Stored items:
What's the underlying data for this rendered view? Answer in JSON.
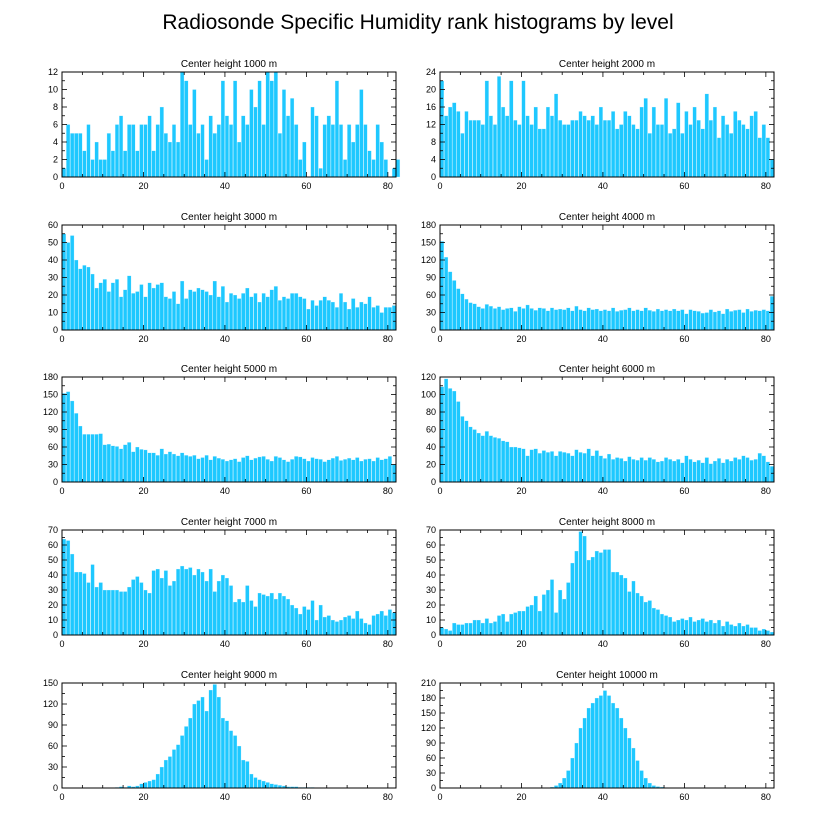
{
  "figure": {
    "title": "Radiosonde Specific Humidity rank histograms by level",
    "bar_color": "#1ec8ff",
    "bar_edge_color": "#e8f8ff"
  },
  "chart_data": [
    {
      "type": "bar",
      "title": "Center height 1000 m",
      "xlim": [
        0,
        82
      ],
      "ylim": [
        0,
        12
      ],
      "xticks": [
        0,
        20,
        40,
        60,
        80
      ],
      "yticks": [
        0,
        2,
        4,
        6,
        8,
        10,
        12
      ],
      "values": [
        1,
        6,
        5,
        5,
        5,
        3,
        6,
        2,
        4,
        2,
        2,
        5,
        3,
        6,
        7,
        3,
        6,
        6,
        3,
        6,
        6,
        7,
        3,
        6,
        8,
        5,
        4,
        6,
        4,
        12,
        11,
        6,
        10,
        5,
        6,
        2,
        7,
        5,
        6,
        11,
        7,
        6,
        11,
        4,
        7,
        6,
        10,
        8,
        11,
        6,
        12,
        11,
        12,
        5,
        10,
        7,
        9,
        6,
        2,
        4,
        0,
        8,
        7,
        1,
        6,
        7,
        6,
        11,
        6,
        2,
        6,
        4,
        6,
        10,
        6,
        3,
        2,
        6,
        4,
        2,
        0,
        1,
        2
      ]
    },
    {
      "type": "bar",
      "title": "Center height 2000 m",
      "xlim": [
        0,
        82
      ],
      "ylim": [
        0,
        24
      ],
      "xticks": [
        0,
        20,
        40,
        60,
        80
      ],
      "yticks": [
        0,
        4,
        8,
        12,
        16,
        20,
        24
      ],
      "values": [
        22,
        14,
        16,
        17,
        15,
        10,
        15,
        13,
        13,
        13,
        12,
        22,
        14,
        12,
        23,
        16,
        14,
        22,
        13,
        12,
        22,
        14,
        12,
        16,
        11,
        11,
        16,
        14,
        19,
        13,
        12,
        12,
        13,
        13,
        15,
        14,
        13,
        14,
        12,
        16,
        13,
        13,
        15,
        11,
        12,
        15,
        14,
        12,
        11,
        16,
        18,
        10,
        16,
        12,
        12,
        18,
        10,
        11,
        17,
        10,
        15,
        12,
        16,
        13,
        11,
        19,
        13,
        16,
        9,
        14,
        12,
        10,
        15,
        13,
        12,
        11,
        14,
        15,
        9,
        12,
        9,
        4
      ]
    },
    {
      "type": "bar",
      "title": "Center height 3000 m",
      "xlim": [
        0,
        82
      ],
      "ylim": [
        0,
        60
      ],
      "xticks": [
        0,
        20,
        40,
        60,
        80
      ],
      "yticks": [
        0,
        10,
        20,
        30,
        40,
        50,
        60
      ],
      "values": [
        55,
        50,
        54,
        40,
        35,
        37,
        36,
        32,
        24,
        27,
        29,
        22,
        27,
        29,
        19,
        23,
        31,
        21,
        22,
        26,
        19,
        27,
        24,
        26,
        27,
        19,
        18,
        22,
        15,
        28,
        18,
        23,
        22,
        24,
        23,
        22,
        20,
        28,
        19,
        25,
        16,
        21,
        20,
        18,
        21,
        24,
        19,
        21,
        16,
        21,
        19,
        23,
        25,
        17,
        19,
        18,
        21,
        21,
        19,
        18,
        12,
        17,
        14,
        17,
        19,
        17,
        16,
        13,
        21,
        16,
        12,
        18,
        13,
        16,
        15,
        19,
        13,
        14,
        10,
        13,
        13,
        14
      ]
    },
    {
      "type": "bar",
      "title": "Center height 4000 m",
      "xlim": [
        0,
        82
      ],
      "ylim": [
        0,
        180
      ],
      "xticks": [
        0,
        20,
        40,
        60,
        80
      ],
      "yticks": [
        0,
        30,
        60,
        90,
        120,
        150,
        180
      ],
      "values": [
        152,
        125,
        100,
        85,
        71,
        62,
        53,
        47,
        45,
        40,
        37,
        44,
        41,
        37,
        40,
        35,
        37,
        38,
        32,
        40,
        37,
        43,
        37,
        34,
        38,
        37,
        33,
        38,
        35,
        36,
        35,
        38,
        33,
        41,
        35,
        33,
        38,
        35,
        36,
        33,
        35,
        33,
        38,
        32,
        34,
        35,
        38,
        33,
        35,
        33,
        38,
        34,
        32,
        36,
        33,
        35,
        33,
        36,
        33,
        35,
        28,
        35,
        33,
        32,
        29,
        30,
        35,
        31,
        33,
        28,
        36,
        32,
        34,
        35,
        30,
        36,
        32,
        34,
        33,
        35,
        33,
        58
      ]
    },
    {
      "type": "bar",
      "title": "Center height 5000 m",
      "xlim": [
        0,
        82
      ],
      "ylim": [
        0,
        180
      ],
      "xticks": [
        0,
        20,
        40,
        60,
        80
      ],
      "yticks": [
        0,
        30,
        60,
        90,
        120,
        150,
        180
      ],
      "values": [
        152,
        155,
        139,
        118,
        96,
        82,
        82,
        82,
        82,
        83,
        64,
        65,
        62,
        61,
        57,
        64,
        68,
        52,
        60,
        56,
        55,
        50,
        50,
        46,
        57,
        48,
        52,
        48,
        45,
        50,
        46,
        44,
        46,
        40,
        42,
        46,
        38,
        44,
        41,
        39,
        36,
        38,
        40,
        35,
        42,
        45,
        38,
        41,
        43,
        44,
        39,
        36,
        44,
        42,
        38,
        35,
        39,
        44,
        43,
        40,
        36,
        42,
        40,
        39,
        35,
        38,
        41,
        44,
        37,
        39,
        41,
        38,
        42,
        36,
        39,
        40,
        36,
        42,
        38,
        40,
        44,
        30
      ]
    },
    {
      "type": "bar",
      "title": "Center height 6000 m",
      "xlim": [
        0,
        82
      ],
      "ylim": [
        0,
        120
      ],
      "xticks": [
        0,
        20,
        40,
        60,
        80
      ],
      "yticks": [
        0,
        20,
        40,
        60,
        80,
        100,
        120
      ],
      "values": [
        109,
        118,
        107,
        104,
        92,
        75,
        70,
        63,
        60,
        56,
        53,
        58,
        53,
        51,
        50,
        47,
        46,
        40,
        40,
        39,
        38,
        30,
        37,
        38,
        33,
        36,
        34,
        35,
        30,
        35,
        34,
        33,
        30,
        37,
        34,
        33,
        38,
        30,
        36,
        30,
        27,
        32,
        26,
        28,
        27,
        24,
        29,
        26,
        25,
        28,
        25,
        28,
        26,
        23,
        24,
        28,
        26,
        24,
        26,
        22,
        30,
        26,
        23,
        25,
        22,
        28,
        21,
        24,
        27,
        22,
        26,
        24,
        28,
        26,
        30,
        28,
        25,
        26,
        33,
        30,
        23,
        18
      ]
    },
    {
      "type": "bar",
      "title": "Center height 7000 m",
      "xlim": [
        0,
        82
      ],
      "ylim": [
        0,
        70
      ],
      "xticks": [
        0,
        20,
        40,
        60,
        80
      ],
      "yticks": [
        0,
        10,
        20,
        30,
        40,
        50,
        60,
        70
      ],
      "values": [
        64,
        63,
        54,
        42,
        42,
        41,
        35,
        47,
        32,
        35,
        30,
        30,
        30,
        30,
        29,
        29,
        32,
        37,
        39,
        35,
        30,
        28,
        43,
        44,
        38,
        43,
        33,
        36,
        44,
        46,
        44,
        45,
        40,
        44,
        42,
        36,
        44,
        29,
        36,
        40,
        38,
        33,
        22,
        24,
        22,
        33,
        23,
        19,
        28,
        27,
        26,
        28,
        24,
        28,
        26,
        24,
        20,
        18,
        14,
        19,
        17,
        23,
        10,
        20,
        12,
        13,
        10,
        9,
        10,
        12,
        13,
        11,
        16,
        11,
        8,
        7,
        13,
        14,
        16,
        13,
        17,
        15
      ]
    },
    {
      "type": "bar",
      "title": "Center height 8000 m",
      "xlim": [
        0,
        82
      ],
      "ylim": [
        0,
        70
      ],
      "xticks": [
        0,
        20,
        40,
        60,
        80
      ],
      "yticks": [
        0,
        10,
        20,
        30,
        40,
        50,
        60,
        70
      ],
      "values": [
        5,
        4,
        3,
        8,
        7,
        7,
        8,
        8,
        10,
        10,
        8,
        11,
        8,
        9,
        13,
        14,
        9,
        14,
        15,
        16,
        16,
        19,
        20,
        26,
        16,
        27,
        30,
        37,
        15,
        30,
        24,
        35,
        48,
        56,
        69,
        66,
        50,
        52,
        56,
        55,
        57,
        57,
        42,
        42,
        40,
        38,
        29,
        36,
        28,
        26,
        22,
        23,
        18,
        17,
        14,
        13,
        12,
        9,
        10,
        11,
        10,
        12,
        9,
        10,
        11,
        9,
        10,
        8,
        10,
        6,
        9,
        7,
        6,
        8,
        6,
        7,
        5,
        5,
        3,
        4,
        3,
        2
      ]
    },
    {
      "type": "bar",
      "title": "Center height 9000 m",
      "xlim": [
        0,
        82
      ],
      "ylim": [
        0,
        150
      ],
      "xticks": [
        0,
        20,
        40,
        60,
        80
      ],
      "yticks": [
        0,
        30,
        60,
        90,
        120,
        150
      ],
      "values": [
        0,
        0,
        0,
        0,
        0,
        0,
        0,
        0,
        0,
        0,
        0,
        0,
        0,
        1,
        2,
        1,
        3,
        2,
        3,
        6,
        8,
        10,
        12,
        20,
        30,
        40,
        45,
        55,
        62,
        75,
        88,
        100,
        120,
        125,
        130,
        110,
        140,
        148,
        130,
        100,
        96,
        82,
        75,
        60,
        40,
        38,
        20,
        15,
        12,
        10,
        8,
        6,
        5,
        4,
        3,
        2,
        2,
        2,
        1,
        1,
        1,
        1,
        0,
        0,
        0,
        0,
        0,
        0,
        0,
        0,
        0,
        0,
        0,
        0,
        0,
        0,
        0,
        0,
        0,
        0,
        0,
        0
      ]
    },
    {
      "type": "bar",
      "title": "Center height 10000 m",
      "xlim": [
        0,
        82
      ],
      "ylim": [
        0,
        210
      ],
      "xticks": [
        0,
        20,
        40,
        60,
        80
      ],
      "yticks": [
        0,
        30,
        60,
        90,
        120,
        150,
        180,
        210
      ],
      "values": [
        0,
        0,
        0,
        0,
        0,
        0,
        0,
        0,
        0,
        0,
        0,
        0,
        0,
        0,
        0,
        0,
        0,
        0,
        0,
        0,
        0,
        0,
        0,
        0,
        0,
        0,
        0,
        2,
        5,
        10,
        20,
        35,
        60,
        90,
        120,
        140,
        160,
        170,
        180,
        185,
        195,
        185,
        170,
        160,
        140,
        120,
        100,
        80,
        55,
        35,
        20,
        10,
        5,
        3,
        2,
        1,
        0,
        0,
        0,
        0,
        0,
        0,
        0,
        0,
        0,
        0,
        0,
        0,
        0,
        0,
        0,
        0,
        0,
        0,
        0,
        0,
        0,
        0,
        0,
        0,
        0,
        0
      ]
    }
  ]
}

EXERCISE INSTRUCTIONS:
Look for the word "height" and return every line where it occurs.

WRITTEN ANSWER:
      "title": "Center height 1000 m",
      "title": "Center height 2000 m",
      "title": "Center height 3000 m",
      "title": "Center height 4000 m",
      "title": "Center height 5000 m",
      "title": "Center height 6000 m",
      "title": "Center height 7000 m",
      "title": "Center height 8000 m",
      "title": "Center height 9000 m",
      "title": "Center height 10000 m",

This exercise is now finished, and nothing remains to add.